(begin)
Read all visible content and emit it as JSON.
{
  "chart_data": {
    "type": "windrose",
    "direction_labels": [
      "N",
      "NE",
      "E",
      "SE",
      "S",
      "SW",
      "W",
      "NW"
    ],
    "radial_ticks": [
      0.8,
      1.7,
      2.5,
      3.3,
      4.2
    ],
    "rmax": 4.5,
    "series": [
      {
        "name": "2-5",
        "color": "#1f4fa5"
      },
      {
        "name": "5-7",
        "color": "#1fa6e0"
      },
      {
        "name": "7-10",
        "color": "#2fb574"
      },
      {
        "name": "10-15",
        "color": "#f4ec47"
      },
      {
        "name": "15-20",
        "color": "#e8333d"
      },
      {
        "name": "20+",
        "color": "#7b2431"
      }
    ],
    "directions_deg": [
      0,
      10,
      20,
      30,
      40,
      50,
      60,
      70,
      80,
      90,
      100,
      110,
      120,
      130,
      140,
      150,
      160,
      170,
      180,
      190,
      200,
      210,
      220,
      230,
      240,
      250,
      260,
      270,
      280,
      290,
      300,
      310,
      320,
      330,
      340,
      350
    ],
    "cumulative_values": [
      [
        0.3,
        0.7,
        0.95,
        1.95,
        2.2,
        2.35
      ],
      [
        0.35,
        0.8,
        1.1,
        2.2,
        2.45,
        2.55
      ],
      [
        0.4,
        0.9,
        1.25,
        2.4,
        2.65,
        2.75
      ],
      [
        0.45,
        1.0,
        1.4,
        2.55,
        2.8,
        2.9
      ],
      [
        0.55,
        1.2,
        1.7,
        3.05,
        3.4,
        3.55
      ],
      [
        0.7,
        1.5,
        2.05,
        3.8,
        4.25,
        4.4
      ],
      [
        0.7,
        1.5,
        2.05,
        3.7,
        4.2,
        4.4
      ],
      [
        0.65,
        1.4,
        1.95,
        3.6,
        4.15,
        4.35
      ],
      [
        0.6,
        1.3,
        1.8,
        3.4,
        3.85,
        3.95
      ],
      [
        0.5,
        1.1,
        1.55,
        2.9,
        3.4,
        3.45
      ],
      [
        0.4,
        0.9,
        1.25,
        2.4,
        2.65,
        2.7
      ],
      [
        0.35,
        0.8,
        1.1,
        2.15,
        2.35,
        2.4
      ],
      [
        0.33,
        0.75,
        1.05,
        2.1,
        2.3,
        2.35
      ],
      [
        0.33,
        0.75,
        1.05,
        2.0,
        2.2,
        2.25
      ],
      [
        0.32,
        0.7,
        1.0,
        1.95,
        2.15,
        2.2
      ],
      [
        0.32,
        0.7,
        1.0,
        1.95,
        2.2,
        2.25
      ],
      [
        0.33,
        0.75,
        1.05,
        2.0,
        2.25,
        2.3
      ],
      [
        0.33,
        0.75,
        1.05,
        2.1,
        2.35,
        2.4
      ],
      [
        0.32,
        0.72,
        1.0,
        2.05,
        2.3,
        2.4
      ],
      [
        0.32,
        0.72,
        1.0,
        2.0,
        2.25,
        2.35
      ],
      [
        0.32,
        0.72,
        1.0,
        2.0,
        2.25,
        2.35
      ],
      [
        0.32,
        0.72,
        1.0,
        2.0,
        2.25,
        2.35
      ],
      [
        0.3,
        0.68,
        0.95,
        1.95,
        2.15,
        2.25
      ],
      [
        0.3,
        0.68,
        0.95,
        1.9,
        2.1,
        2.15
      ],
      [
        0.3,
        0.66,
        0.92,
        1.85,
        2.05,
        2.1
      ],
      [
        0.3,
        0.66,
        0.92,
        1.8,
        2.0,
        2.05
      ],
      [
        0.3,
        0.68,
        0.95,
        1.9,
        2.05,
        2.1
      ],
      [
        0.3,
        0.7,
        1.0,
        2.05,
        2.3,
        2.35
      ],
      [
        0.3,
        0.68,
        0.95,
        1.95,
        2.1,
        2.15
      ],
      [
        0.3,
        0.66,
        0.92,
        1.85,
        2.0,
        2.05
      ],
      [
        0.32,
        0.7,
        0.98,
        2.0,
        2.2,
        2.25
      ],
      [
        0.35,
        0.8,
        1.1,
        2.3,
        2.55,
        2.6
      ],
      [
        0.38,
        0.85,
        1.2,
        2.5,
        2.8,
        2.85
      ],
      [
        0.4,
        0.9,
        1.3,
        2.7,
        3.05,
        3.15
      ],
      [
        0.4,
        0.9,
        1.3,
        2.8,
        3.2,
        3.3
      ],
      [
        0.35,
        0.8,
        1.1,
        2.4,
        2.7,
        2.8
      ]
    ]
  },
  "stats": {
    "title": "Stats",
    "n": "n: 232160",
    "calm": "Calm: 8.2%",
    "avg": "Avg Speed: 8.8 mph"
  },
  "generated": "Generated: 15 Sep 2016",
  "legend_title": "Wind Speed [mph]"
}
(end)
=== WHAT IS REQUIRED ===
Look over the material above and show each line where "Speed" appears.

=== OUTPUT OF THE TASK ===
    "avg": "Avg Speed: 8.8 mph"
  "legend_title": "Wind Speed [mph]"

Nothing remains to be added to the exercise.